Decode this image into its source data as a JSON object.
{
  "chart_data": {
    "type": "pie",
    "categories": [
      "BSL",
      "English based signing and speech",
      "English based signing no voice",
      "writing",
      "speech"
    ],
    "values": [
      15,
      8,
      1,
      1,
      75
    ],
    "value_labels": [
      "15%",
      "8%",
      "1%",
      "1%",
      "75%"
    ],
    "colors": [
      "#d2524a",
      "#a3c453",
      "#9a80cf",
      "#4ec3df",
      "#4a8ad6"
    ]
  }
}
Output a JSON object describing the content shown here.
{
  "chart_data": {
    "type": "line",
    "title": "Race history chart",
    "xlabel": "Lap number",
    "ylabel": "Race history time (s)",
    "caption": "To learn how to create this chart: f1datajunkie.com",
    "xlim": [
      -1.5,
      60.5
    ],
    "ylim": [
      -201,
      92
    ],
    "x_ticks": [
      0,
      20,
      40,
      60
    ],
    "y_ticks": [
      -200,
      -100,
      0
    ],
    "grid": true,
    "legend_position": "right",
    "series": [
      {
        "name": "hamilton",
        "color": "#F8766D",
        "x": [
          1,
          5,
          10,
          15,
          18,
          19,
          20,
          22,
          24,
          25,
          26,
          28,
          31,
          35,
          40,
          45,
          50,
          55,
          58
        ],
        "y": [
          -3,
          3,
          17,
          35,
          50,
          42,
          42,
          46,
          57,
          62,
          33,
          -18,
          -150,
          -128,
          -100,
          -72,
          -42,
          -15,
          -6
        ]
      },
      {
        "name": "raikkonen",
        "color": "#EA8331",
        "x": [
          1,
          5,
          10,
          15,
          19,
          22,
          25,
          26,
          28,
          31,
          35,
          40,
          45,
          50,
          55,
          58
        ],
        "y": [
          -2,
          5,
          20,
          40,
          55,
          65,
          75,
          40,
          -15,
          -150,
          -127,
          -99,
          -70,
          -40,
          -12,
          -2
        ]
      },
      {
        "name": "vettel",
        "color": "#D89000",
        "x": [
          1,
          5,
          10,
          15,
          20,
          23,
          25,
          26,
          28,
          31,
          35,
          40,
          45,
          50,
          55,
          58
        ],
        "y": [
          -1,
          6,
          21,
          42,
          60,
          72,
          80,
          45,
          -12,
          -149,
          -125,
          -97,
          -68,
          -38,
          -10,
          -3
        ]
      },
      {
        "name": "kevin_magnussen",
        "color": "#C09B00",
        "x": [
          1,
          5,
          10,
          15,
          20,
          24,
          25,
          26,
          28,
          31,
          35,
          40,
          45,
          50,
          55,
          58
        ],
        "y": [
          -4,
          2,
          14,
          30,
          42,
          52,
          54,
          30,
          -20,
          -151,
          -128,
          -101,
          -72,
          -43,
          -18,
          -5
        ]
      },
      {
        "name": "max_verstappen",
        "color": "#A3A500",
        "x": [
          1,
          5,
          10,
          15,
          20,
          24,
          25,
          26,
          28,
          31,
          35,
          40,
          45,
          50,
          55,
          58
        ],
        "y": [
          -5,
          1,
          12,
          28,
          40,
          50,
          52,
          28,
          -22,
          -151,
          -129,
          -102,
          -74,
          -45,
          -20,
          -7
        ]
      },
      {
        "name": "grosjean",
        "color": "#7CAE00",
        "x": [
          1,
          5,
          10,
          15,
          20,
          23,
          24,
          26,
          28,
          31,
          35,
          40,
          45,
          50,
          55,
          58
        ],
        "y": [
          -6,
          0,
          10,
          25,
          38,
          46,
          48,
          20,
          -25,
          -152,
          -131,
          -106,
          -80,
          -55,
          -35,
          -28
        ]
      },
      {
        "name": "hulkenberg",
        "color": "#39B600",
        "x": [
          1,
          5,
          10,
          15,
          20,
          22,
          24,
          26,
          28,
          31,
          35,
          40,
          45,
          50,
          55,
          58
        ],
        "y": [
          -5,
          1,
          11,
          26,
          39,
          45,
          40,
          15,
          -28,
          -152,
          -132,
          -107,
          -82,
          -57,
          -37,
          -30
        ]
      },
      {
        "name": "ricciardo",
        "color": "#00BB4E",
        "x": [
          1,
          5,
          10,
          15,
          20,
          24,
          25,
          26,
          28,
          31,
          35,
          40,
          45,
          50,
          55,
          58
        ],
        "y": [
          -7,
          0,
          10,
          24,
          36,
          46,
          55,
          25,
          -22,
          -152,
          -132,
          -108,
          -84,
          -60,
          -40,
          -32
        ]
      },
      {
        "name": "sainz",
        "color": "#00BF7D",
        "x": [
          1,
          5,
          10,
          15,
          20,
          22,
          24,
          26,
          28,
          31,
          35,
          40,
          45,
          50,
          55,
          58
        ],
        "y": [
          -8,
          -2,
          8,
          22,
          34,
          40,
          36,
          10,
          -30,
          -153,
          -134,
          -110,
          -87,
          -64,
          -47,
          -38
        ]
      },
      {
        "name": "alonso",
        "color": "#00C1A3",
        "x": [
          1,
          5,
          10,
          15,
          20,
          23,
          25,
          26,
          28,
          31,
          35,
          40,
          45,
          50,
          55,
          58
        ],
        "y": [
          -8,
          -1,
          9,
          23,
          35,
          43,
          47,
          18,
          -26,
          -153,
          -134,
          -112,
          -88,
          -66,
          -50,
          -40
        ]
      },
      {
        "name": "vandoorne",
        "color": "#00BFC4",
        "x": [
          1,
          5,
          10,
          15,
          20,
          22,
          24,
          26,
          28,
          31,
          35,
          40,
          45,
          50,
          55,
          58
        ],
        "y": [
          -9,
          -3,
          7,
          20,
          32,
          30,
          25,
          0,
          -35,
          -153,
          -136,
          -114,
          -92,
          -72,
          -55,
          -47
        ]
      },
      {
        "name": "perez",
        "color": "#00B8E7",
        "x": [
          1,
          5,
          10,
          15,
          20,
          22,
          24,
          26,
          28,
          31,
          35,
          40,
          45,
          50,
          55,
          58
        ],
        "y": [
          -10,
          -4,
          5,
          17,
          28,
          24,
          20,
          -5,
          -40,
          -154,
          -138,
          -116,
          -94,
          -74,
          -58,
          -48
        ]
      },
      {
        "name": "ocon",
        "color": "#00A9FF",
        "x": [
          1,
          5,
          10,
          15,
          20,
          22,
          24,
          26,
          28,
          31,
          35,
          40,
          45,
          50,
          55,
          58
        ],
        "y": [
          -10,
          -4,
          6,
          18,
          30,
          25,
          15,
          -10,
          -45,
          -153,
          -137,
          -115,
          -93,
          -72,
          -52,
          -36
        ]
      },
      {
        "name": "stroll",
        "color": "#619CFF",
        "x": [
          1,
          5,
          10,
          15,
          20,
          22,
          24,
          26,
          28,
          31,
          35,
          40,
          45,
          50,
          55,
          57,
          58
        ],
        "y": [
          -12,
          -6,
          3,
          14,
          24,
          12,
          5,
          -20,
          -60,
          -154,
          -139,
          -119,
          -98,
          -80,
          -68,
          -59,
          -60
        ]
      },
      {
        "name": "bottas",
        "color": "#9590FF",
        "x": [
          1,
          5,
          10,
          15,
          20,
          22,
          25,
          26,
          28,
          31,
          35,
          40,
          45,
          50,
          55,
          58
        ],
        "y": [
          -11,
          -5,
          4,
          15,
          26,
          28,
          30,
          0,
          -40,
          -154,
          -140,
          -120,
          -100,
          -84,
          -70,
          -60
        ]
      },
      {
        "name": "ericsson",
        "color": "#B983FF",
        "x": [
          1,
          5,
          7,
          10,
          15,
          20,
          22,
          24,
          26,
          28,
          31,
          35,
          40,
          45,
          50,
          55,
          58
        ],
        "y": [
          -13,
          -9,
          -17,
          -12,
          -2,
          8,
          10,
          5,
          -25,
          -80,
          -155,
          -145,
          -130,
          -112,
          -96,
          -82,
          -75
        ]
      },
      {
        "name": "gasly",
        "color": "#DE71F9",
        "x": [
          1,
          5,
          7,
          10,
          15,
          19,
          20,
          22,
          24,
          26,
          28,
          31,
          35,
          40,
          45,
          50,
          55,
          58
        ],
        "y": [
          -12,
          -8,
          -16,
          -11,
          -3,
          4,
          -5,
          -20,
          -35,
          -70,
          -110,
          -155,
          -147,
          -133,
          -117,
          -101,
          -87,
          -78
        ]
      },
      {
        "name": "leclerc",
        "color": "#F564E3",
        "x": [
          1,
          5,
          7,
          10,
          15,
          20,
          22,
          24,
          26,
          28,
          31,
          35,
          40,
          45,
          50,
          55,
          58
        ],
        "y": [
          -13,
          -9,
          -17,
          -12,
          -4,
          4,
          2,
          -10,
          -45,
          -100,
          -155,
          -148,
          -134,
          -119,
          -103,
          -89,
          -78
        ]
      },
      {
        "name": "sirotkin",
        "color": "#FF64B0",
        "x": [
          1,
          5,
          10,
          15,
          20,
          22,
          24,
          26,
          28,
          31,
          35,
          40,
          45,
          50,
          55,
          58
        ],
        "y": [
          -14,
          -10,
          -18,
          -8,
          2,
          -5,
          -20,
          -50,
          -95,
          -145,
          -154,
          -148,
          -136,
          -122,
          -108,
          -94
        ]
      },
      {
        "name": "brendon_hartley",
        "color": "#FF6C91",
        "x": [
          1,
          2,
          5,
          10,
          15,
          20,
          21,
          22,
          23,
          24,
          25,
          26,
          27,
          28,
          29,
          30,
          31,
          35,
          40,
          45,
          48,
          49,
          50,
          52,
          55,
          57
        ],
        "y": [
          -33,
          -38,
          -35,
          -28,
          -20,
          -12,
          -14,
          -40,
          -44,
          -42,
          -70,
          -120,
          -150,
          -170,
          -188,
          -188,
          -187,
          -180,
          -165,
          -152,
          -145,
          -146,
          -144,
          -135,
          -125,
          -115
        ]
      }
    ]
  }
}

· · · ·

Instructions to follow: Count every line of the records that holds the string "speech". Write only the total.

Reply to the task: 2